Work to complete
Each entry needs to be restated exactly as written.
[START Task input]
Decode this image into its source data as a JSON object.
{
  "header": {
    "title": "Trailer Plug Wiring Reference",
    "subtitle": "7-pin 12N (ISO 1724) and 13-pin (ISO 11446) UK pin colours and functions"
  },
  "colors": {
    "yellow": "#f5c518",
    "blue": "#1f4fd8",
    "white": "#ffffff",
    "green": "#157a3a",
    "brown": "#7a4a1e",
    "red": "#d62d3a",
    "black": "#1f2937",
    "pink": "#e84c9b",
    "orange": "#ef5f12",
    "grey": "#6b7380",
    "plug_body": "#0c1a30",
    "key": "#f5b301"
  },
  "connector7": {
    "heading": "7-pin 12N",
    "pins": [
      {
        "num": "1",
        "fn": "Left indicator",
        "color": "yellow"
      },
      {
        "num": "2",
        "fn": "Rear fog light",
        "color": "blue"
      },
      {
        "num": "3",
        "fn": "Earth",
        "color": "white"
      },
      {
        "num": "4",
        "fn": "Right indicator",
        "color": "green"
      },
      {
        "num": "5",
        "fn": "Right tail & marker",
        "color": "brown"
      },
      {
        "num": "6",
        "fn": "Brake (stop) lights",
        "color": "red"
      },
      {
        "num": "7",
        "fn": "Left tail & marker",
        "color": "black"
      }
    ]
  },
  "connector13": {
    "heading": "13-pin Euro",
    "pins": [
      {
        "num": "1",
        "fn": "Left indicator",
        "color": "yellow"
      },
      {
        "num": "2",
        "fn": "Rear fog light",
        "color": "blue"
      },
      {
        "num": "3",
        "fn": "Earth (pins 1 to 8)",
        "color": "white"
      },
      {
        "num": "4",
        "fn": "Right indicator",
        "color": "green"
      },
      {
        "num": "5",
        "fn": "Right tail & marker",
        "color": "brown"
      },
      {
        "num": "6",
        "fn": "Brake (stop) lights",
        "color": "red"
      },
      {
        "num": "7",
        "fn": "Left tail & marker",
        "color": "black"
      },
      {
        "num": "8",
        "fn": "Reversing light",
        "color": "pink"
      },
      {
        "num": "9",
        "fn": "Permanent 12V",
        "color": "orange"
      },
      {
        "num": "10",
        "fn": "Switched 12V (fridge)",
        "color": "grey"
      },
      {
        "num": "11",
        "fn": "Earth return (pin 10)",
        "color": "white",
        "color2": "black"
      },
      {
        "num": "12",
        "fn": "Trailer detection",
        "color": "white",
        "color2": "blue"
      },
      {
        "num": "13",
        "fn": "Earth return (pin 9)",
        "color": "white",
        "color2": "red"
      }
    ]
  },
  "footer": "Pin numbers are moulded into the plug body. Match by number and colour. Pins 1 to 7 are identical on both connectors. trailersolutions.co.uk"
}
[END Task input]
Written reply
Decode this image into its source data as a JSON object.
{
  "header": {
    "title": "Trailer Plug Wiring Reference",
    "subtitle": "7-pin 12N (ISO 1724) and 13-pin (ISO 11446) UK pin colours and functions"
  },
  "colors": {
    "yellow": "#f5c518",
    "blue": "#1f4fd8",
    "white": "#ffffff",
    "green": "#157a3a",
    "brown": "#7a4a1e",
    "red": "#d62d3a",
    "black": "#1f2937",
    "pink": "#e84c9b",
    "orange": "#ef5f12",
    "grey": "#6b7380",
    "plug_body": "#0c1a30",
    "key": "#f5b301"
  },
  "connector7": {
    "heading": "7-pin 12N",
    "pins": [
      {
        "num": "1",
        "fn": "Left indicator",
        "color": "yellow"
      },
      {
        "num": "2",
        "fn": "Rear fog light",
        "color": "blue"
      },
      {
        "num": "3",
        "fn": "Earth",
        "color": "white"
      },
      {
        "num": "4",
        "fn": "Right indicator",
        "color": "green"
      },
      {
        "num": "5",
        "fn": "Right tail & marker",
        "color": "brown"
      },
      {
        "num": "6",
        "fn": "Brake (stop) lights",
        "color": "red"
      },
      {
        "num": "7",
        "fn": "Left tail & marker",
        "color": "black"
      }
    ]
  },
  "connector13": {
    "heading": "13-pin Euro",
    "pins": [
      {
        "num": "1",
        "fn": "Left indicator",
        "color": "yellow"
      },
      {
        "num": "2",
        "fn": "Rear fog light",
        "color": "blue"
      },
      {
        "num": "3",
        "fn": "Earth (pins 1 to 8)",
        "color": "white"
      },
      {
        "num": "4",
        "fn": "Right indicator",
        "color": "green"
      },
      {
        "num": "5",
        "fn": "Right tail & marker",
        "color": "brown"
      },
      {
        "num": "6",
        "fn": "Brake (stop) lights",
        "color": "red"
      },
      {
        "num": "7",
        "fn": "Left tail & marker",
        "color": "black"
      },
      {
        "num": "8",
        "fn": "Reversing light",
        "color": "pink"
      },
      {
        "num": "9",
        "fn": "Permanent 12V",
        "color": "orange"
      },
      {
        "num": "10",
        "fn": "Switched 12V (fridge)",
        "color": "grey"
      },
      {
        "num": "11",
        "fn": "Earth return (pin 10)",
        "color": "white",
        "color2": "black"
      },
      {
        "num": "12",
        "fn": "Trailer detection",
        "color": "white",
        "color2": "blue"
      },
      {
        "num": "13",
        "fn": "Earth return (pin 9)",
        "color": "white",
        "color2": "red"
      }
    ]
  },
  "footer": "Pin numbers are moulded into the plug body. Match by number and colour. Pins 1 to 7 are identical on both connectors. trailersolutions.co.uk"
}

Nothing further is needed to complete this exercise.